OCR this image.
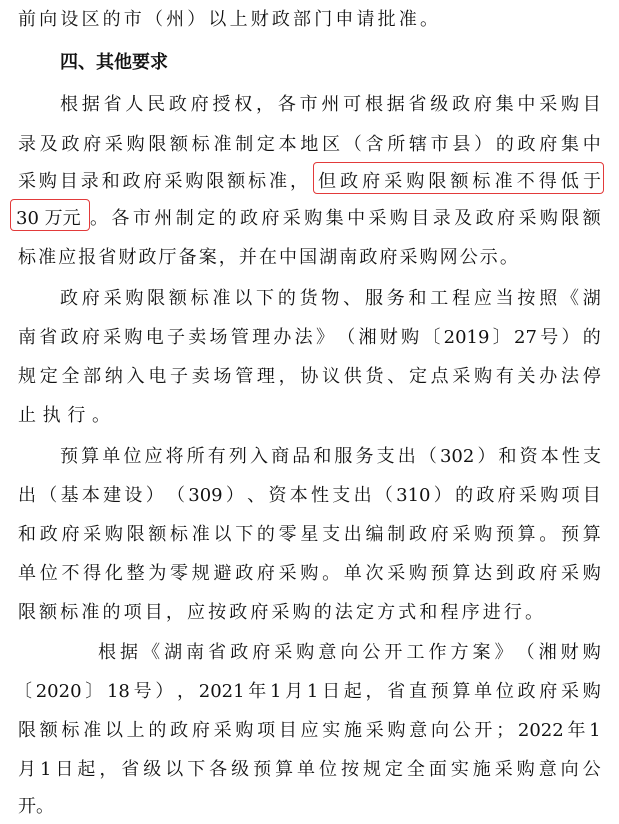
前 向 设 区 的 市 （ 州 ） 以 上 财 政 部 门 申 请 批 准 。
四、其他要求
根 据 省 人 民 政 府 授 权 ， 各 市 州 可 根 据 省 级 政 府 集 中 采 购 目
录 及 政 府 采 购 限 额 标 准 制 定 本 地 区 （ 含 所 辖 市 县 ） 的 政 府 集 中
采 购 目 录 和 政 府 采 购 限 额 标 准 ， 但 政 府 采 购 限 额 标 准 不 得 低 于
30 万元 。 各 市 州 制 定 的 政 府 采 购 集 中 采 购 目 录 及 政 府 采 购 限 额
标 准 应 报 省 财 政 厅 备 案 ， 并 在 中 国 湖 南 政 府 采 购 网 公 示 。
政 府 采 购 限 额 标 准 以 下 的 货 物 、 服 务 和 工 程 应 当 按 照 《 湖
南 省 政 府 采 购 电 子 卖 场 管 理 办 法 》 （ 湘 财 购 〔 2019 〕 27 号 ） 的
规 定 全 部 纳 入 电 子 卖 场 管 理 ， 协 议 供 货 、 定 点 采 购 有 关 办 法 停
止 执 行 。
预 算 单 位 应 将 所 有 列 入 商 品 和 服 务 支 出 （ 302 ） 和 资 本 性 支
出 （ 基 本 建 设 ） （ 309 ） 、 资 本 性 支 出 （ 310 ） 的 政 府 采 购 项 目
和 政 府 采 购 限 额 标 准 以 下 的 零 星 支 出 编 制 政 府 采 购 预 算 。 预 算
单 位 不 得 化 整 为 零 规 避 政 府 采 购 。 单 次 采 购 预 算 达 到 政 府 采 购
限 额 标 准 的 项 目 ， 应 按 政 府 采 购 的 法 定 方 式 和 程 序 进 行 。
根 据 《 湖 南 省 政 府 采 购 意 向 公 开 工 作 方 案 》 （ 湘 财 购
〔 2020 〕 18 号 ） ， 2021 年 1 月 1 日 起 ， 省 直 预 算 单 位 政 府 采 购
限 额 标 准 以 上 的 政 府 采 购 项 目 应 实 施 采 购 意 向 公 开 ； 2022 年 1
月 1 日 起 ， 省 级 以 下 各 级 预 算 单 位 按 规 定 全 面 实 施 采 购 意 向 公
开。
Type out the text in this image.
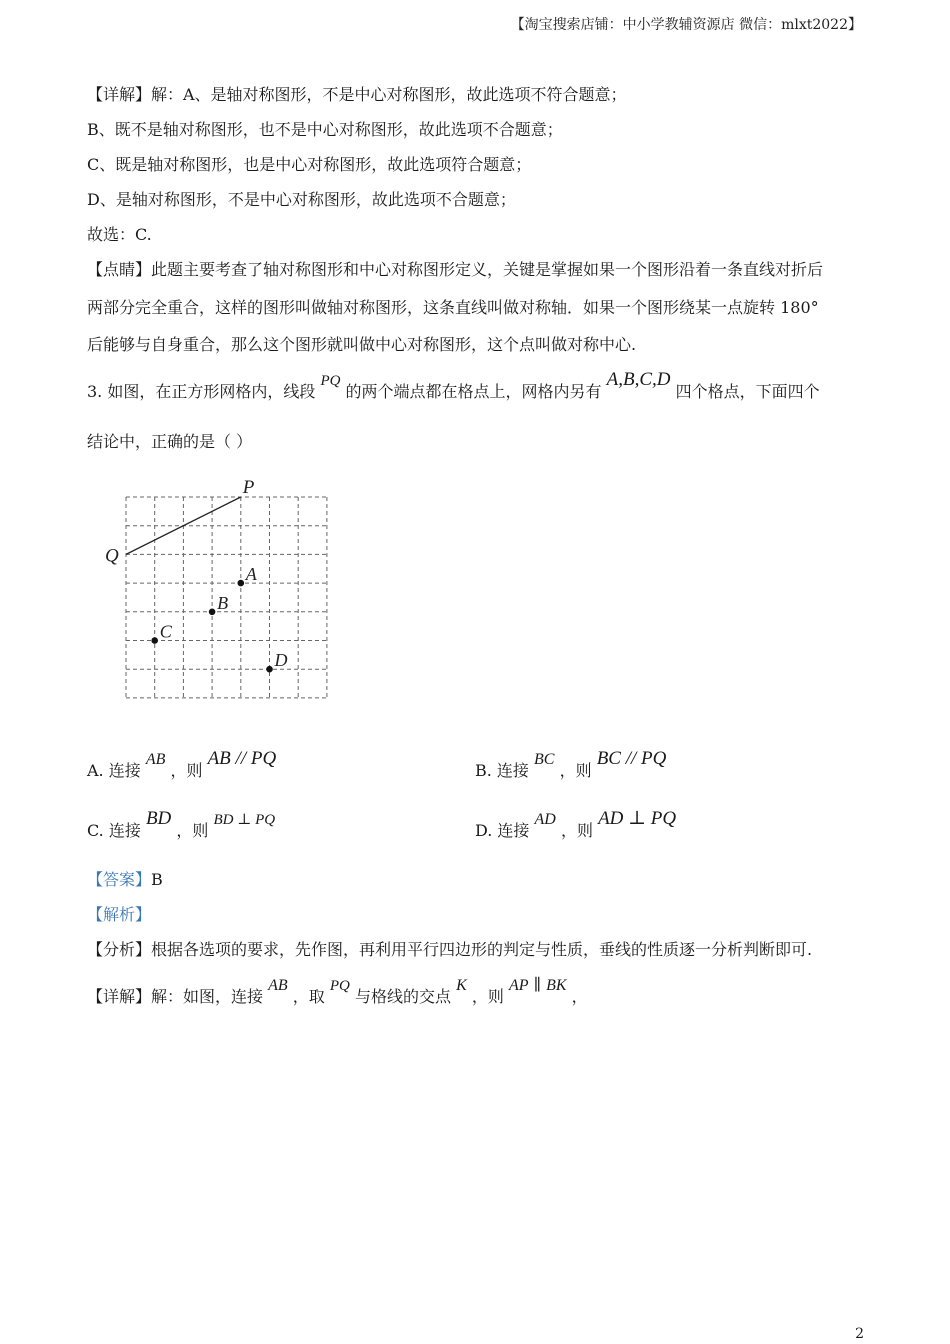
【淘宝搜索店铺：中小学教辅资源店 微信：mlxt2022】
【详解】解：A、是轴对称图形，不是中心对称图形，故此选项不符合题意；
B、既不是轴对称图形，也不是中心对称图形，故此选项不合题意；
C、既是轴对称图形，也是中心对称图形，故此选项符合题意；
D、是轴对称图形，不是中心对称图形，故此选项不合题意；
故选：C.
【点睛】此题主要考查了轴对称图形和中心对称图形定义，关键是掌握如果一个图形沿着一条直线对折后
两部分完全重合，这样的图形叫做轴对称图形，这条直线叫做对称轴．如果一个图形绕某一点旋转 180°
后能够与自身重合，那么这个图形就叫做中心对称图形，这个点叫做对称中心.
3. 如图，在正方形网格内，线段 PQ 的两个端点都在格点上，网格内另有 A,B,C,D 四个格点，下面四个
结论中，正确的是（ ）
P
Q
A
B
C
D
A. 连接 AB ，则 AB // PQ
B. 连接 BC ，则 BC // PQ
C. 连接 BD ，则 BD ⊥ PQ
D. 连接 AD ，则 AD ⊥ PQ
【答案】B
【解析】
【分析】根据各选项的要求，先作图，再利用平行四边形的判定与性质，垂线的性质逐一分析判断即可.
【详解】解：如图，连接 AB ，取 PQ 与格线的交点 K ，则 AP ∥ BK ，
2
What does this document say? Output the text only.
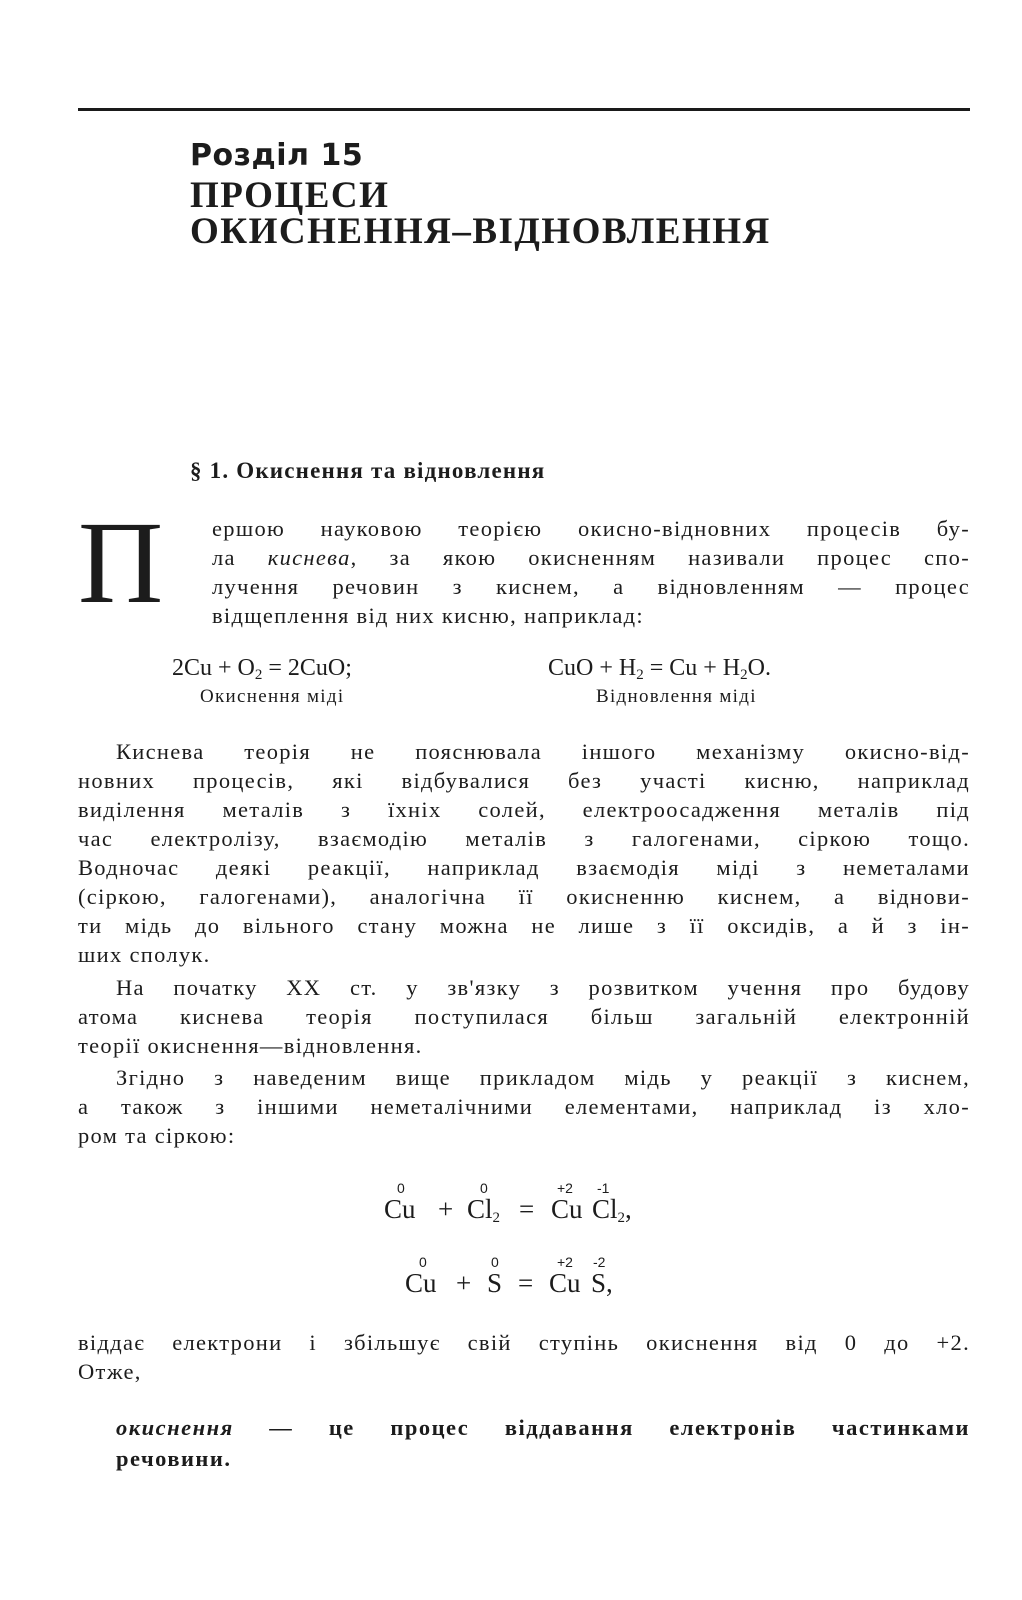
Розділ 15
ПРОЦЕСИ
ОКИСНЕННЯ–ВІДНОВЛЕННЯ
§ 1. Окиснення та відновлення
П ершою науковою теорією окисно-відновних процесів бу-
ла киснева, за якою окисненням називали процес спо-
лучення речовин з киснем, а відновленням — процес
відщеплення від них кисню, наприклад:
$2Cu + O_2 = 2CuO$;
Окиснення міді
CuO + $H_2 = Cu + H_2O$.
Відновлення міді
Киснева теорія не пояснювала іншого механізму окисно-від-
новних процесів, які відбувалися без участі кисню, наприклад
виділення металів з їхніх солей, електроосадження металів під
час електролізу, взаємодію металів з галогенами, сіркою тощо.
Водночас деякі реакції, наприклад взаємодія міді з неметалами
(сіркою, галогенами), аналогічна її окисненню киснем, а віднови-
ти мідь до вільного стану можна не лише з її оксидів, а й з ін-
ших сполук.
На початку XX ст. у зв'язку з розвитком учення про будову
атома киснева теорія поступилася більш загальній електронній
теорії окиснення—відновлення.
Згідно з наведеним вище прикладом мідь у реакції з киснем,
а також з іншими неметалічними елементами, наприклад із хло-
ром та сіркою:
0
Cu +
0
$Cl_2$ =
+2
Cu
-1
$Cl_2$,
0
Cu +
0
S =
+2
Cu
-2
S,
віддає електрони і збільшує свій ступінь окиснення від 0 до +2.
Отже,
окиснення — це процес віддавання електронів частинками
речовини.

WORK TO DO
Omit all pictures while transcribing the entries verbatim.

THE ANSWER
OCR this image.
前 向 设 区 的 市 （ 州 ） 以 上 财 政 部 门 申 请 批 准 。
四、其他要求
根 据 省 人 民 政 府 授 权 ， 各 市 州 可 根 据 省 级 政 府 集 中 采 购 目
录 及 政 府 采 购 限 额 标 准 制 定 本 地 区 （ 含 所 辖 市 县 ） 的 政 府 集 中
采 购 目 录 和 政 府 采 购 限 额 标 准 ， 但 政 府 采 购 限 额 标 准 不 得 低 于
30 万元 。 各 市 州 制 定 的 政 府 采 购 集 中 采 购 目 录 及 政 府 采 购 限 额
标 准 应 报 省 财 政 厅 备 案 ， 并 在 中 国 湖 南 政 府 采 购 网 公 示 。
政 府 采 购 限 额 标 准 以 下 的 货 物 、 服 务 和 工 程 应 当 按 照 《 湖
南 省 政 府 采 购 电 子 卖 场 管 理 办 法 》 （ 湘 财 购 〔 2019 〕 27 号 ） 的
规 定 全 部 纳 入 电 子 卖 场 管 理 ， 协 议 供 货 、 定 点 采 购 有 关 办 法 停
止 执 行 。
预 算 单 位 应 将 所 有 列 入 商 品 和 服 务 支 出 （ 302 ） 和 资 本 性 支
出 （ 基 本 建 设 ） （ 309 ） 、 资 本 性 支 出 （ 310 ） 的 政 府 采 购 项 目
和 政 府 采 购 限 额 标 准 以 下 的 零 星 支 出 编 制 政 府 采 购 预 算 。 预 算
单 位 不 得 化 整 为 零 规 避 政 府 采 购 。 单 次 采 购 预 算 达 到 政 府 采 购
限 额 标 准 的 项 目 ， 应 按 政 府 采 购 的 法 定 方 式 和 程 序 进 行 。
根 据 《 湖 南 省 政 府 采 购 意 向 公 开 工 作 方 案 》 （ 湘 财 购
〔 2020 〕 18 号 ） ， 2021 年 1 月 1 日 起 ， 省 直 预 算 单 位 政 府 采 购
限 额 标 准 以 上 的 政 府 采 购 项 目 应 实 施 采 购 意 向 公 开 ； 2022 年 1
月 1 日 起 ， 省 级 以 下 各 级 预 算 单 位 按 规 定 全 面 实 施 采 购 意 向 公
开。
Type out the text in this image.
【淘宝搜索店铺：中小学教辅资源店 微信：mlxt2022】
【详解】解：A、是轴对称图形，不是中心对称图形，故此选项不符合题意；
B、既不是轴对称图形，也不是中心对称图形，故此选项不合题意；
C、既是轴对称图形，也是中心对称图形，故此选项符合题意；
D、是轴对称图形，不是中心对称图形，故此选项不合题意；
故选：C.
【点睛】此题主要考查了轴对称图形和中心对称图形定义，关键是掌握如果一个图形沿着一条直线对折后
两部分完全重合，这样的图形叫做轴对称图形，这条直线叫做对称轴．如果一个图形绕某一点旋转 180°
后能够与自身重合，那么这个图形就叫做中心对称图形，这个点叫做对称中心.
3. 如图，在正方形网格内，线段 PQ 的两个端点都在格点上，网格内另有 A,B,C,D 四个格点，下面四个
结论中，正确的是（ ）
P
Q
A
B
C
D
A. 连接 AB ，则 AB // PQ
B. 连接 BC ，则 BC // PQ
C. 连接 BD ，则 BD ⊥ PQ
D. 连接 AD ，则 AD ⊥ PQ
【答案】B
【解析】
【分析】根据各选项的要求，先作图，再利用平行四边形的判定与性质，垂线的性质逐一分析判断即可.
【详解】解：如图，连接 AB ，取 PQ 与格线的交点 K ，则 AP ∥ BK ，
2
What does this document say? Output the text only.
Розділ 15
ПРОЦЕСИ
ОКИСНЕННЯ–ВІДНОВЛЕННЯ
§ 1. Окиснення та відновлення
П ершою науковою теорією окисно-відновних процесів бу-
ла киснева, за якою окисненням називали процес спо-
лучення речовин з киснем, а відновленням — процес
відщеплення від них кисню, наприклад:
$2Cu + O_2 = 2CuO$;
Окиснення міді
CuO + $H_2 = Cu + H_2O$.
Відновлення міді
Киснева теорія не пояснювала іншого механізму окисно-від-
новних процесів, які відбувалися без участі кисню, наприклад
виділення металів з їхніх солей, електроосадження металів під
час електролізу, взаємодію металів з галогенами, сіркою тощо.
Водночас деякі реакції, наприклад взаємодія міді з неметалами
(сіркою, галогенами), аналогічна її окисненню киснем, а віднови-
ти мідь до вільного стану можна не лише з її оксидів, а й з ін-
ших сполук.
На початку XX ст. у зв'язку з розвитком учення про будову
атома киснева теорія поступилася більш загальній електронній
теорії окиснення—відновлення.
Згідно з наведеним вище прикладом мідь у реакції з киснем,
а також з іншими неметалічними елементами, наприклад із хло-
ром та сіркою:
0
Cu +
0
$Cl_2$ =
+2
Cu
-1
$Cl_2$,
0
Cu +
0
S =
+2
Cu
-2
S,
віддає електрони і збільшує свій ступінь окиснення від 0 до +2.
Отже,
окиснення — це процес віддавання електронів частинками
речовини.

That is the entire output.